[Records for the exercise]
###

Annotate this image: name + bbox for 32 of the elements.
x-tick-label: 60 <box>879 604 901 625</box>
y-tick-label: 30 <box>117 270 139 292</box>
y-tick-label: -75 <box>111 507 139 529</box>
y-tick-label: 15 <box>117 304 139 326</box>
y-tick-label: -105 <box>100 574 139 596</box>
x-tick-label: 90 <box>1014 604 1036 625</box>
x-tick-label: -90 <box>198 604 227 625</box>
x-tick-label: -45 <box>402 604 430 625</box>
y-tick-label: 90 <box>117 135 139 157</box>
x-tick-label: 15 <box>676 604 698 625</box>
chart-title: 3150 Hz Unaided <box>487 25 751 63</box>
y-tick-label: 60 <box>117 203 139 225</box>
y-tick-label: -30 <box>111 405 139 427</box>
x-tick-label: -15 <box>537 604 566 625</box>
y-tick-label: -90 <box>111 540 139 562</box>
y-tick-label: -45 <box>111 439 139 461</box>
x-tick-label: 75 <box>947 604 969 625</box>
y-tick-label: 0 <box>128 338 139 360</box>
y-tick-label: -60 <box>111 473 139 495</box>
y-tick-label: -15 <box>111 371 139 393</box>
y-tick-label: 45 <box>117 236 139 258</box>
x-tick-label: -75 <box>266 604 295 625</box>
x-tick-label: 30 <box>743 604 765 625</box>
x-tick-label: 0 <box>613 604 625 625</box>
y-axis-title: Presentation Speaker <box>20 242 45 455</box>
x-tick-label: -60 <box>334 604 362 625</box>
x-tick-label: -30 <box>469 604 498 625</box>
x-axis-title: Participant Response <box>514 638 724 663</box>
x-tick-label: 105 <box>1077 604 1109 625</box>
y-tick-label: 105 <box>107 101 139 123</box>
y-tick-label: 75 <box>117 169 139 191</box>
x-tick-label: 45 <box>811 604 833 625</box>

###

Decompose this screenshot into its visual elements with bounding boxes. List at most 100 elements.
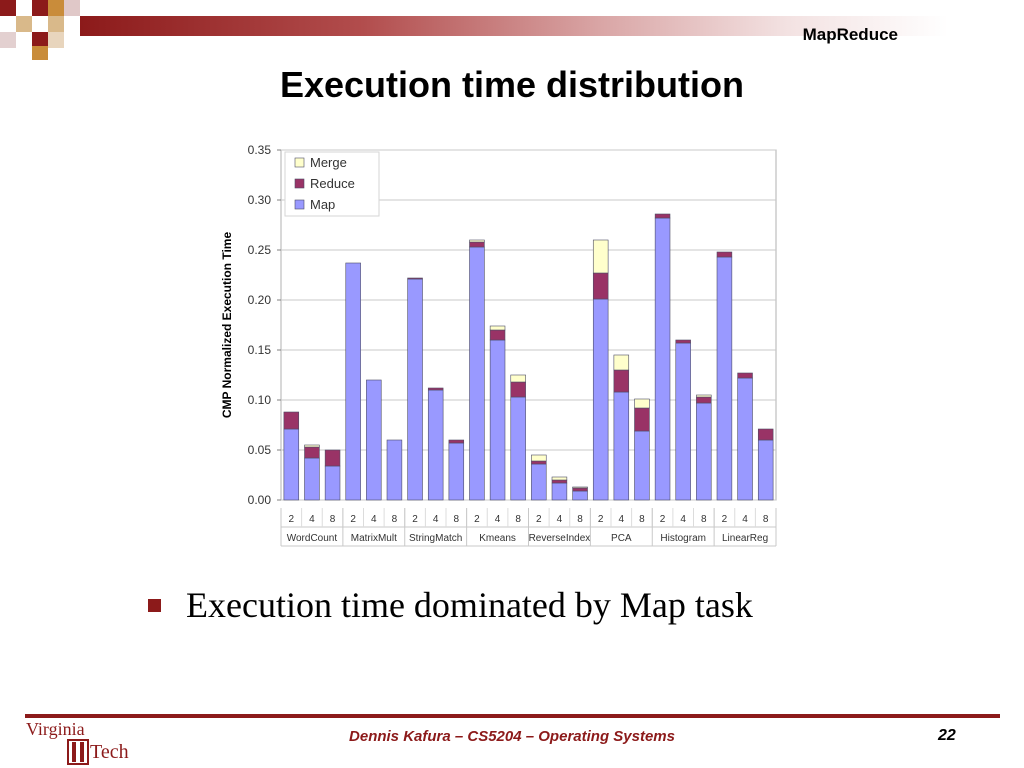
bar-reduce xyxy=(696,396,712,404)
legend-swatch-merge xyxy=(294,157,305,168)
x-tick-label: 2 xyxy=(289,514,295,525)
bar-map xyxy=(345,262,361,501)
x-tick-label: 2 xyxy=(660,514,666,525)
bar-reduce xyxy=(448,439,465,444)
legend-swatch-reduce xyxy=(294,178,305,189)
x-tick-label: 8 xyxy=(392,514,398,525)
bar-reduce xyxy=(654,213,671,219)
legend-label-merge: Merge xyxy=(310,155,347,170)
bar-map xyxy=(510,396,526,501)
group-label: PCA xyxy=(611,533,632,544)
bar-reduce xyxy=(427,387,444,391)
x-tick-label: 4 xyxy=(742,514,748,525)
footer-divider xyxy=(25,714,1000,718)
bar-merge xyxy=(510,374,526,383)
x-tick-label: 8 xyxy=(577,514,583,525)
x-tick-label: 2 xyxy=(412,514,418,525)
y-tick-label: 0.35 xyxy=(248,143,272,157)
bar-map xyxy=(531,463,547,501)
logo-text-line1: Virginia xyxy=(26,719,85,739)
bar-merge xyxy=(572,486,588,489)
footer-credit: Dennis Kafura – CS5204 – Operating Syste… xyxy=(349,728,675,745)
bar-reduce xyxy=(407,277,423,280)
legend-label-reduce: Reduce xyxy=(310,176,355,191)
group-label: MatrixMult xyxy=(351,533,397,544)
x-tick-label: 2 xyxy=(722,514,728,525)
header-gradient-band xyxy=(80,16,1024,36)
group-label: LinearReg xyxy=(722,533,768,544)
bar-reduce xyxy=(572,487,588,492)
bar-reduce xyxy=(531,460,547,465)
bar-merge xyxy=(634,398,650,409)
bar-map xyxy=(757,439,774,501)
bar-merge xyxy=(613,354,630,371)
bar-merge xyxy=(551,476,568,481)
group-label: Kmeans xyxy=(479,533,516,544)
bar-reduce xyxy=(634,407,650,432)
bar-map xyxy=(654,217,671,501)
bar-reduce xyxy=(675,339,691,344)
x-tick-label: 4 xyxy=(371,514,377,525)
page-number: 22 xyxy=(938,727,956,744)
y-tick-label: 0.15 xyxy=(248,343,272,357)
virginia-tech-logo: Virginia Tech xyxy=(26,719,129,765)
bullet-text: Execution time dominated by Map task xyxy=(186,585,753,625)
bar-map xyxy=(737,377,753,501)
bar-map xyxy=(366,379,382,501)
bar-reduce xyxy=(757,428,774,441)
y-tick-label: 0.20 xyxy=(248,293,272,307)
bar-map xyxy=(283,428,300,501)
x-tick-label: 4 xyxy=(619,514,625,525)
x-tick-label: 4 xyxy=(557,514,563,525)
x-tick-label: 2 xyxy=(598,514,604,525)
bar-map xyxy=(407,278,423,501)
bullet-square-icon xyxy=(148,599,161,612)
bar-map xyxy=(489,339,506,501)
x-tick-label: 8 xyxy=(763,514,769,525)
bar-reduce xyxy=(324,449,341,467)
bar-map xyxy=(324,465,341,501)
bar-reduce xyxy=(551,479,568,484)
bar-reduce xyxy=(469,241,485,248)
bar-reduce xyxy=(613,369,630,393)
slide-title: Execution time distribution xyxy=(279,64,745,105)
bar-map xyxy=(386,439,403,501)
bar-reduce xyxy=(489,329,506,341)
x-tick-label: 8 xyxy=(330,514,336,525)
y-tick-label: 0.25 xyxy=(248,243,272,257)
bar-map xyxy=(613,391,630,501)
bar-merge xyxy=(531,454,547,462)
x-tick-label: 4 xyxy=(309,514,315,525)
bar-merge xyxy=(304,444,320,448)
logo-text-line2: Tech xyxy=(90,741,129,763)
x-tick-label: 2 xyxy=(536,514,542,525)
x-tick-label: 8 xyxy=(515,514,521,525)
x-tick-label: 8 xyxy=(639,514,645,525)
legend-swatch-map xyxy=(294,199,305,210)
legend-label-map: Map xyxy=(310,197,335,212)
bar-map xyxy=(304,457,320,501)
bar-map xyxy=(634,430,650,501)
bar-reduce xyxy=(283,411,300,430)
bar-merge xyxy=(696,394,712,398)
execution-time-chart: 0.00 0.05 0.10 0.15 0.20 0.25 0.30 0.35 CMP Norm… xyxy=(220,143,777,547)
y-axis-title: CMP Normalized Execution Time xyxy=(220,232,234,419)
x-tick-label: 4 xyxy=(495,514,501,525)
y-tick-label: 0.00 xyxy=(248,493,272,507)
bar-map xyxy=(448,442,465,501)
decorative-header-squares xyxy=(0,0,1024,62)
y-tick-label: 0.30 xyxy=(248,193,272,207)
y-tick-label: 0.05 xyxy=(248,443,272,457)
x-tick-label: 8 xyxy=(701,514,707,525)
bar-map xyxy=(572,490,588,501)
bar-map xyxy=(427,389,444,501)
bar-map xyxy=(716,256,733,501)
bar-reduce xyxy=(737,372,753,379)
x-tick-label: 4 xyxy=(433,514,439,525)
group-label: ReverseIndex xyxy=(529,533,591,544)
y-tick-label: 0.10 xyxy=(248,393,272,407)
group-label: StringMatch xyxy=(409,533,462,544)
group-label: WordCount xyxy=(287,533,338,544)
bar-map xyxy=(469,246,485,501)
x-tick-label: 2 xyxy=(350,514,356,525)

###

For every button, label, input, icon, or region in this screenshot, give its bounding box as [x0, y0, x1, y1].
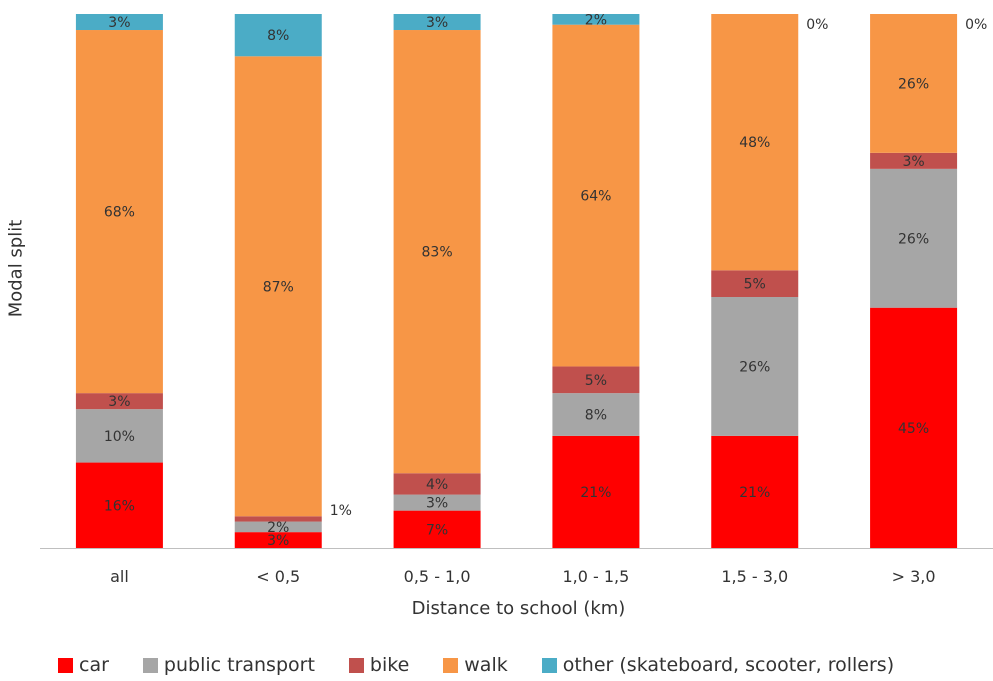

###

Reproduce every line from the line with "Annotate this image: name" to the line with "x-tick-label: -75 <box>266 604 295 625</box>", both included, keeping each one unchanged.

Annotate this image: name + bbox for 32 of the elements.
x-tick-label: 60 <box>879 604 901 625</box>
y-tick-label: 30 <box>117 270 139 292</box>
y-tick-label: -75 <box>111 507 139 529</box>
y-tick-label: 15 <box>117 304 139 326</box>
y-tick-label: -105 <box>100 574 139 596</box>
x-tick-label: 90 <box>1014 604 1036 625</box>
x-tick-label: -90 <box>198 604 227 625</box>
x-tick-label: -45 <box>402 604 430 625</box>
y-tick-label: 90 <box>117 135 139 157</box>
x-tick-label: 15 <box>676 604 698 625</box>
chart-title: 3150 Hz Unaided <box>487 25 751 63</box>
y-tick-label: 60 <box>117 203 139 225</box>
y-tick-label: -30 <box>111 405 139 427</box>
x-tick-label: -15 <box>537 604 566 625</box>
y-tick-label: -90 <box>111 540 139 562</box>
y-tick-label: -45 <box>111 439 139 461</box>
x-tick-label: 75 <box>947 604 969 625</box>
y-tick-label: 0 <box>128 338 139 360</box>
y-tick-label: -60 <box>111 473 139 495</box>
y-tick-label: -15 <box>111 371 139 393</box>
y-tick-label: 45 <box>117 236 139 258</box>
x-tick-label: -75 <box>266 604 295 625</box>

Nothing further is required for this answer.